PROVIDED DATA:

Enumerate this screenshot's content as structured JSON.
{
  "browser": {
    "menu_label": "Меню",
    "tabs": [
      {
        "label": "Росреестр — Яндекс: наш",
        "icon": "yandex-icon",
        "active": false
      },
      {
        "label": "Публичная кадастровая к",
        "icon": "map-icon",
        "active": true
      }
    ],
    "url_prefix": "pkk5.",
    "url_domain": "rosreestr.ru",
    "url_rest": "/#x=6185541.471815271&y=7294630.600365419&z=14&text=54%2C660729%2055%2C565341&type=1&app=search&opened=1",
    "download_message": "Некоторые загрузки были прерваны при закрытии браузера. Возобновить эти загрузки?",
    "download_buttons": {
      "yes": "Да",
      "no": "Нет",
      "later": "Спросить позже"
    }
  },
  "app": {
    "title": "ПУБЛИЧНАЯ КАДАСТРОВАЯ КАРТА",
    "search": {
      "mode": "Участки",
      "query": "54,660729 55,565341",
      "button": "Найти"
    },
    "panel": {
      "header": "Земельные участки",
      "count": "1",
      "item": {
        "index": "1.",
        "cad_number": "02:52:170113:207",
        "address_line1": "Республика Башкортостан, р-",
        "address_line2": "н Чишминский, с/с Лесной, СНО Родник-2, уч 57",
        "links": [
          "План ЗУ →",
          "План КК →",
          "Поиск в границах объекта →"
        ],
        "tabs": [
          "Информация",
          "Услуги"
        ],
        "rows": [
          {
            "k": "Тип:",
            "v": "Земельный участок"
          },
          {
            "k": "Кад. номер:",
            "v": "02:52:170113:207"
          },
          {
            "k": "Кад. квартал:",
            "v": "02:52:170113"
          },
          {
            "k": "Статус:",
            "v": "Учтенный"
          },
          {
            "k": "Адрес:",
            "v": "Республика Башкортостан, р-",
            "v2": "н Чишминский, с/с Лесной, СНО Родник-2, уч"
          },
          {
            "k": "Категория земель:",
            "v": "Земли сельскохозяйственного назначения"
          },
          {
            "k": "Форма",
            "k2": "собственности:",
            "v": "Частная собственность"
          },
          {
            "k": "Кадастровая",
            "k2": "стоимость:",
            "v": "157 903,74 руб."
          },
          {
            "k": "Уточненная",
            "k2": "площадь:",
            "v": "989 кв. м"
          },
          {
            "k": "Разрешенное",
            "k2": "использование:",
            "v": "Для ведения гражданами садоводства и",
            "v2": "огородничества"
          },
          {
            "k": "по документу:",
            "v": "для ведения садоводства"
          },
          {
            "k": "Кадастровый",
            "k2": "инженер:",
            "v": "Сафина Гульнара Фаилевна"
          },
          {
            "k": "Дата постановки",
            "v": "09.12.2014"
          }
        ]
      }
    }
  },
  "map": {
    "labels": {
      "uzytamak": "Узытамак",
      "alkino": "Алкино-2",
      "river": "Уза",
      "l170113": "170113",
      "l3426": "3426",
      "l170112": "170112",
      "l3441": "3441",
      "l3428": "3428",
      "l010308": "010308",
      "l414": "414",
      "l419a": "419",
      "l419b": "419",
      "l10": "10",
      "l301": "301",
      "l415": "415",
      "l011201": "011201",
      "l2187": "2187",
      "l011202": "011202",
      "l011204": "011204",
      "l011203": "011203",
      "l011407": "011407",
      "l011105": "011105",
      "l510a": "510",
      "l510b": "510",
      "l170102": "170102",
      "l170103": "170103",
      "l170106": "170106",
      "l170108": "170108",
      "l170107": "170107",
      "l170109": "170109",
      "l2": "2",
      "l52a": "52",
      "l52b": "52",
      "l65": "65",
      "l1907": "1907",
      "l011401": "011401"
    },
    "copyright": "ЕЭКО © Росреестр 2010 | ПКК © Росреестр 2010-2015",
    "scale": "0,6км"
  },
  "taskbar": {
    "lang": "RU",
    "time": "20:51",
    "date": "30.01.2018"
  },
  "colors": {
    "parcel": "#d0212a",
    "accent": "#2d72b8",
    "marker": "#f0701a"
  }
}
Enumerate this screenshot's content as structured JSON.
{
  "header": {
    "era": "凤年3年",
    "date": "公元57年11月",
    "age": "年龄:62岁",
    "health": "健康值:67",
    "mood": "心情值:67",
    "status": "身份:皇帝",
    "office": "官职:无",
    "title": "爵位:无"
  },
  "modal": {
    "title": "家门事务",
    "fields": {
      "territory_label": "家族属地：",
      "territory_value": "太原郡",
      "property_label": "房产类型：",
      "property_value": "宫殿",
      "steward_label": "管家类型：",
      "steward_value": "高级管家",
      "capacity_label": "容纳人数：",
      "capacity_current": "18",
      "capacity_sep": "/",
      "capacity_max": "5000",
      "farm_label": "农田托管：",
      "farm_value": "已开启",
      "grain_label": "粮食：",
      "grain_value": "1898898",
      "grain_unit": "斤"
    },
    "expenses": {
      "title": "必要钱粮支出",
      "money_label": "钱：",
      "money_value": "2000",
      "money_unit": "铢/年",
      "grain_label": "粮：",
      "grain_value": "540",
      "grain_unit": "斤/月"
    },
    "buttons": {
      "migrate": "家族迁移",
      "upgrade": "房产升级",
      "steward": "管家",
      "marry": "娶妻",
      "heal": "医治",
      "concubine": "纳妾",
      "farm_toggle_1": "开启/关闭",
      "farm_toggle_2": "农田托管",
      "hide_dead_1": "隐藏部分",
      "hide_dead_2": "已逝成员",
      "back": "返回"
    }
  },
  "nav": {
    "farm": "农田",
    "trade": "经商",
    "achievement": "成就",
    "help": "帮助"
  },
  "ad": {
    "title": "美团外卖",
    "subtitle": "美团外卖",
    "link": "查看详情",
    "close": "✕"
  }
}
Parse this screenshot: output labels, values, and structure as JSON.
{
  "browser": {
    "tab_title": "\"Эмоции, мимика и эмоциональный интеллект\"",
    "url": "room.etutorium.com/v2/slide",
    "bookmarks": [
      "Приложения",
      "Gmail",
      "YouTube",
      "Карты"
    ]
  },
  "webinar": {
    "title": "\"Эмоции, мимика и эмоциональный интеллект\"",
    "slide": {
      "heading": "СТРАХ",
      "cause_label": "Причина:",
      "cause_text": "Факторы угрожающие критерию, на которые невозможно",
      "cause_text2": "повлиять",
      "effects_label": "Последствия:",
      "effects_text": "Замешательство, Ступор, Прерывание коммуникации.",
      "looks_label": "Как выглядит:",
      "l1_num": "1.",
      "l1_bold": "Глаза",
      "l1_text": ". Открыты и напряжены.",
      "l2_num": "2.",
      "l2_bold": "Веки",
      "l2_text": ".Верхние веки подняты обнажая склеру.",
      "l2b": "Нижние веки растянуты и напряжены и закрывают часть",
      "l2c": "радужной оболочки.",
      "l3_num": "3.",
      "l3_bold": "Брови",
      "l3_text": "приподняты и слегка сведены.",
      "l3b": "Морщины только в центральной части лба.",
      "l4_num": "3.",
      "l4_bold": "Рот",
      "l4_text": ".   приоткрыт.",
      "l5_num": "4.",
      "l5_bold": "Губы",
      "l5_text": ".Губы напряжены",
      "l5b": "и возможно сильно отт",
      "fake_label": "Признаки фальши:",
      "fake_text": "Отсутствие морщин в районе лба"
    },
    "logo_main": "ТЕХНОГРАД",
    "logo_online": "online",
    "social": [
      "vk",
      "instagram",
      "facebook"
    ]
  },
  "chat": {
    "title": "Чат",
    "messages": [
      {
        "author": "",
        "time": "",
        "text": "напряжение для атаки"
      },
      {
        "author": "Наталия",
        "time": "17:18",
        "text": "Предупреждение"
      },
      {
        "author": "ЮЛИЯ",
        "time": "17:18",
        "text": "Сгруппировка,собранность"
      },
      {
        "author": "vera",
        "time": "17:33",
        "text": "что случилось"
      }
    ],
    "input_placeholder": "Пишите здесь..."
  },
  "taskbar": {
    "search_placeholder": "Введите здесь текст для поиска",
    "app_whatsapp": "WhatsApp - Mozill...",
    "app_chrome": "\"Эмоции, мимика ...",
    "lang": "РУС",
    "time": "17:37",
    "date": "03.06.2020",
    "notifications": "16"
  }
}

PROBLEM STATEMENT:
Say how many lines above contain the string "date". Answer with the number only.

ANSWER IN FULL:
3